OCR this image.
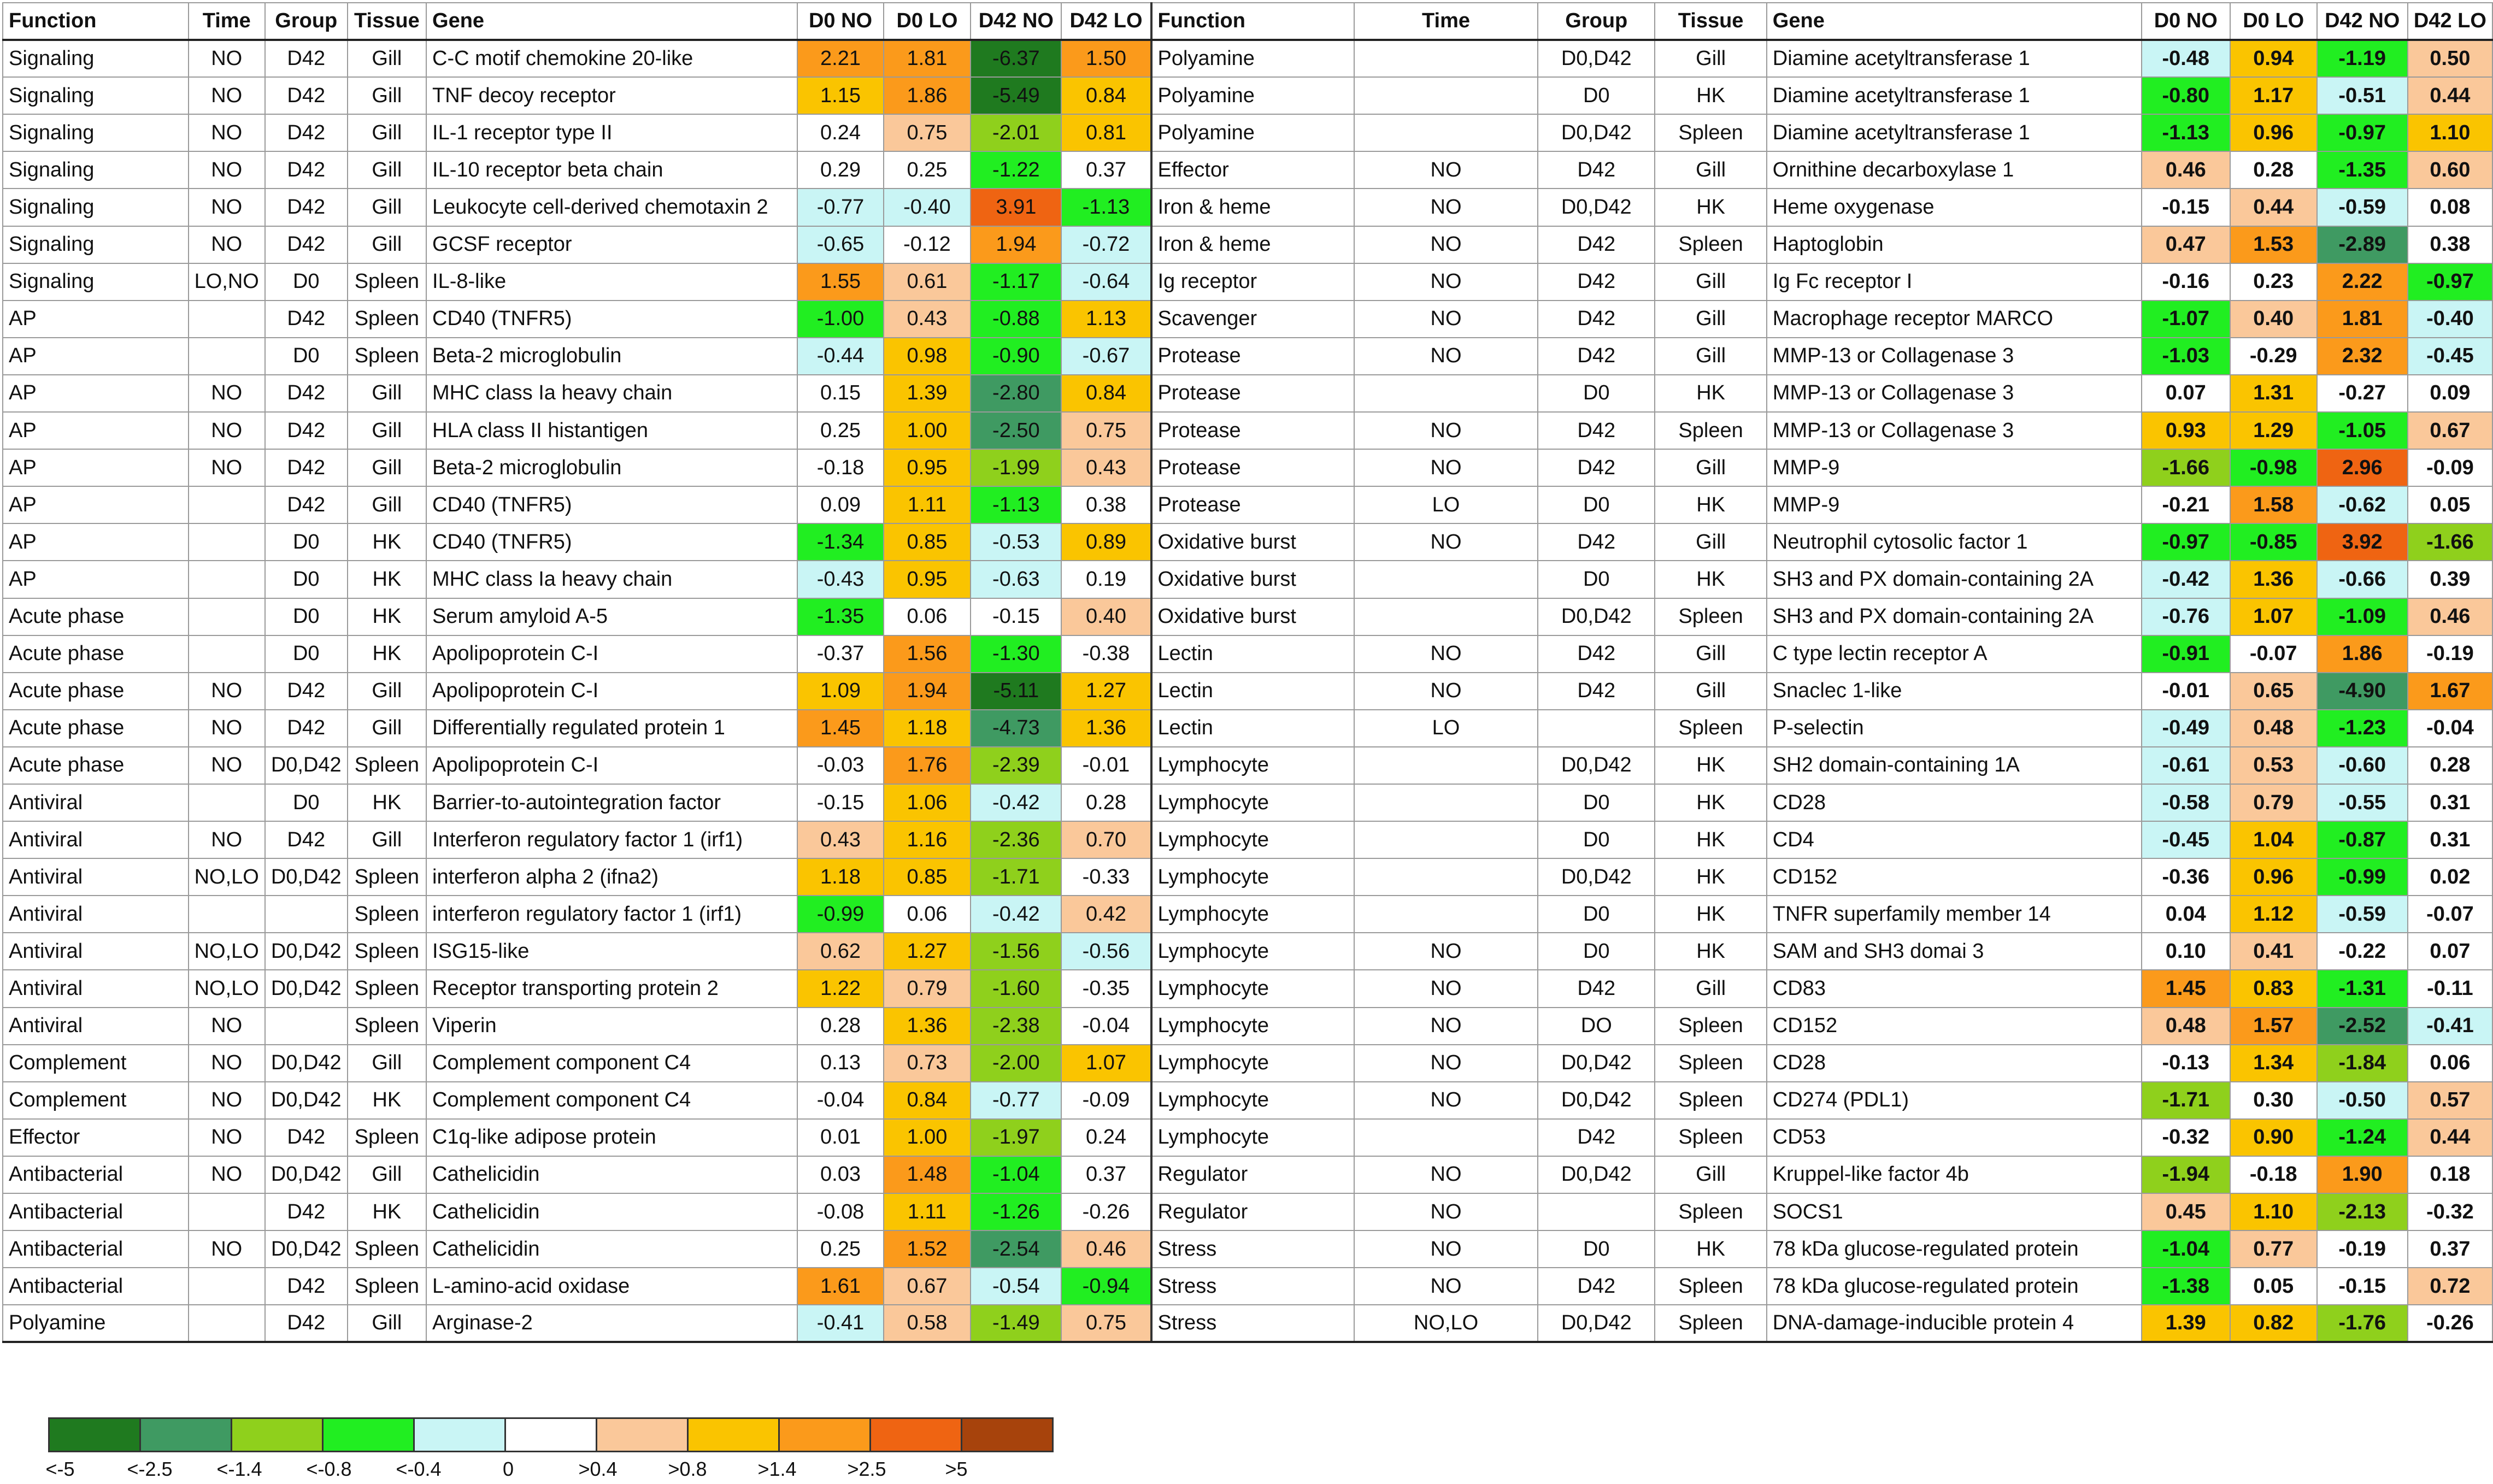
Function	Time	Group	Tissue	Gene	D0 NO	D0 LO	D42 NO	D42 LO	Function	Time	Group	Tissue	Gene	D0 NO	D0 LO	D42 NO	D42 LO
Signaling	NO	D42	Gill	C-C motif chemokine 20-like	2.21	1.81	-6.37	1.50	Polyamine		D0,D42	Gill	Diamine acetyltransferase 1	-0.48	0.94	-1.19	0.50
Signaling	NO	D42	Gill	TNF decoy receptor	1.15	1.86	-5.49	0.84	Polyamine		D0	HK	Diamine acetyltransferase 1	-0.80	1.17	-0.51	0.44
Signaling	NO	D42	Gill	IL-1 receptor type II	0.24	0.75	-2.01	0.81	Polyamine		D0,D42	Spleen	Diamine acetyltransferase 1	-1.13	0.96	-0.97	1.10
Signaling	NO	D42	Gill	IL-10 receptor beta chain	0.29	0.25	-1.22	0.37	Effector	NO	D42	Gill	Ornithine decarboxylase 1	0.46	0.28	-1.35	0.60
Signaling	NO	D42	Gill	Leukocyte cell-derived chemotaxin 2	-0.77	-0.40	3.91	-1.13	Iron & heme	NO	D0,D42	HK	Heme oxygenase	-0.15	0.44	-0.59	0.08
Signaling	NO	D42	Gill	GCSF receptor	-0.65	-0.12	1.94	-0.72	Iron & heme	NO	D42	Spleen	Haptoglobin	0.47	1.53	-2.89	0.38
Signaling	LO,NO	D0	Spleen	IL-8-like	1.55	0.61	-1.17	-0.64	Ig receptor	NO	D42	Gill	Ig Fc receptor I	-0.16	0.23	2.22	-0.97
AP		D42	Spleen	CD40 (TNFR5)	-1.00	0.43	-0.88	1.13	Scavenger	NO	D42	Gill	Macrophage receptor MARCO	-1.07	0.40	1.81	-0.40
AP		D0	Spleen	Beta-2 microglobulin	-0.44	0.98	-0.90	-0.67	Protease	NO	D42	Gill	MMP-13 or Collagenase 3	-1.03	-0.29	2.32	-0.45
AP	NO	D42	Gill	MHC class Ia heavy chain	0.15	1.39	-2.80	0.84	Protease		D0	HK	MMP-13 or Collagenase 3	0.07	1.31	-0.27	0.09
AP	NO	D42	Gill	HLA class II histantigen	0.25	1.00	-2.50	0.75	Protease	NO	D42	Spleen	MMP-13 or Collagenase 3	0.93	1.29	-1.05	0.67
AP	NO	D42	Gill	Beta-2 microglobulin	-0.18	0.95	-1.99	0.43	Protease	NO	D42	Gill	MMP-9	-1.66	-0.98	2.96	-0.09
AP		D42	Gill	CD40 (TNFR5)	0.09	1.11	-1.13	0.38	Protease	LO	D0	HK	MMP-9	-0.21	1.58	-0.62	0.05
AP		D0	HK	CD40 (TNFR5)	-1.34	0.85	-0.53	0.89	Oxidative burst	NO	D42	Gill	Neutrophil cytosolic factor 1	-0.97	-0.85	3.92	-1.66
AP		D0	HK	MHC class Ia heavy chain	-0.43	0.95	-0.63	0.19	Oxidative burst		D0	HK	SH3 and PX domain-containing 2A	-0.42	1.36	-0.66	0.39
Acute phase		D0	HK	Serum amyloid A-5	-1.35	0.06	-0.15	0.40	Oxidative burst		D0,D42	Spleen	SH3 and PX domain-containing 2A	-0.76	1.07	-1.09	0.46
Acute phase		D0	HK	Apolipoprotein C-I	-0.37	1.56	-1.30	-0.38	Lectin	NO	D42	Gill	C type lectin receptor A	-0.91	-0.07	1.86	-0.19
Acute phase	NO	D42	Gill	Apolipoprotein C-I	1.09	1.94	-5.11	1.27	Lectin	NO	D42	Gill	Snaclec 1-like	-0.01	0.65	-4.90	1.67
Acute phase	NO	D42	Gill	Differentially regulated protein 1	1.45	1.18	-4.73	1.36	Lectin	LO		Spleen	P-selectin	-0.49	0.48	-1.23	-0.04
Acute phase	NO	D0,D42	Spleen	Apolipoprotein C-I	-0.03	1.76	-2.39	-0.01	Lymphocyte		D0,D42	HK	SH2 domain-containing 1A	-0.61	0.53	-0.60	0.28
Antiviral		D0	HK	Barrier-to-autointegration factor	-0.15	1.06	-0.42	0.28	Lymphocyte		D0	HK	CD28	-0.58	0.79	-0.55	0.31
Antiviral	NO	D42	Gill	Interferon regulatory factor 1 (irf1)	0.43	1.16	-2.36	0.70	Lymphocyte		D0	HK	CD4	-0.45	1.04	-0.87	0.31
Antiviral	NO,LO	D0,D42	Spleen	interferon alpha 2 (ifna2)	1.18	0.85	-1.71	-0.33	Lymphocyte		D0,D42	HK	CD152	-0.36	0.96	-0.99	0.02
Antiviral			Spleen	interferon regulatory factor 1 (irf1)	-0.99	0.06	-0.42	0.42	Lymphocyte		D0	HK	TNFR superfamily member 14	0.04	1.12	-0.59	-0.07
Antiviral	NO,LO	D0,D42	Spleen	ISG15-like	0.62	1.27	-1.56	-0.56	Lymphocyte	NO	D0	HK	SAM and SH3 domai 3	0.10	0.41	-0.22	0.07
Antiviral	NO,LO	D0,D42	Spleen	Receptor transporting protein 2	1.22	0.79	-1.60	-0.35	Lymphocyte	NO	D42	Gill	CD83	1.45	0.83	-1.31	-0.11
Antiviral	NO		Spleen	Viperin	0.28	1.36	-2.38	-0.04	Lymphocyte	NO	DO	Spleen	CD152	0.48	1.57	-2.52	-0.41
Complement	NO	D0,D42	Gill	Complement component C4	0.13	0.73	-2.00	1.07	Lymphocyte	NO	D0,D42	Spleen	CD28	-0.13	1.34	-1.84	0.06
Complement	NO	D0,D42	HK	Complement component C4	-0.04	0.84	-0.77	-0.09	Lymphocyte	NO	D0,D42	Spleen	CD274 (PDL1)	-1.71	0.30	-0.50	0.57
Effector	NO	D42	Spleen	C1q-like adipose protein	0.01	1.00	-1.97	0.24	Lymphocyte		D42	Spleen	CD53	-0.32	0.90	-1.24	0.44
Antibacterial	NO	D0,D42	Gill	Cathelicidin	0.03	1.48	-1.04	0.37	Regulator	NO	D0,D42	Gill	Kruppel-like factor 4b	-1.94	-0.18	1.90	0.18
Antibacterial		D42	HK	Cathelicidin	-0.08	1.11	-1.26	-0.26	Regulator	NO		Spleen	SOCS1	0.45	1.10	-2.13	-0.32
Antibacterial	NO	D0,D42	Spleen	Cathelicidin	0.25	1.52	-2.54	0.46	Stress	NO	D0	HK	78 kDa glucose-regulated protein	-1.04	0.77	-0.19	0.37
Antibacterial		D42	Spleen	L-amino-acid oxidase	1.61	0.67	-0.54	-0.94	Stress	NO	D42	Spleen	78 kDa glucose-regulated protein	-1.38	0.05	-0.15	0.72
Polyamine		D42	Gill	Arginase-2	-0.41	0.58	-1.49	0.75	Stress	NO,LO	D0,D42	Spleen	DNA-damage-inducible protein 4	1.39	0.82	-1.76	-0.26

<-5	<-2.5 <-1.4 <-0.8 <-0.4	0	>0.4	>0.8	>1.4	>2.5	>5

□ □ □ □

* **Required work**
The expected answer is every line in the data above that carries the string "Iron".

* **Answer box**
Signaling	NO	D42	Gill	Leukocyte cell-derived chemotaxin 2	-0.77	-0.40	3.91	-1.13	Iron & heme	NO	D0,D42	HK	Heme oxygenase	-0.15	0.44	-0.59	0.08
Signaling	NO	D42	Gill	GCSF receptor	-0.65	-0.12	1.94	-0.72	Iron & heme	NO	D42	Spleen	Haptoglobin	0.47	1.53	-2.89	0.38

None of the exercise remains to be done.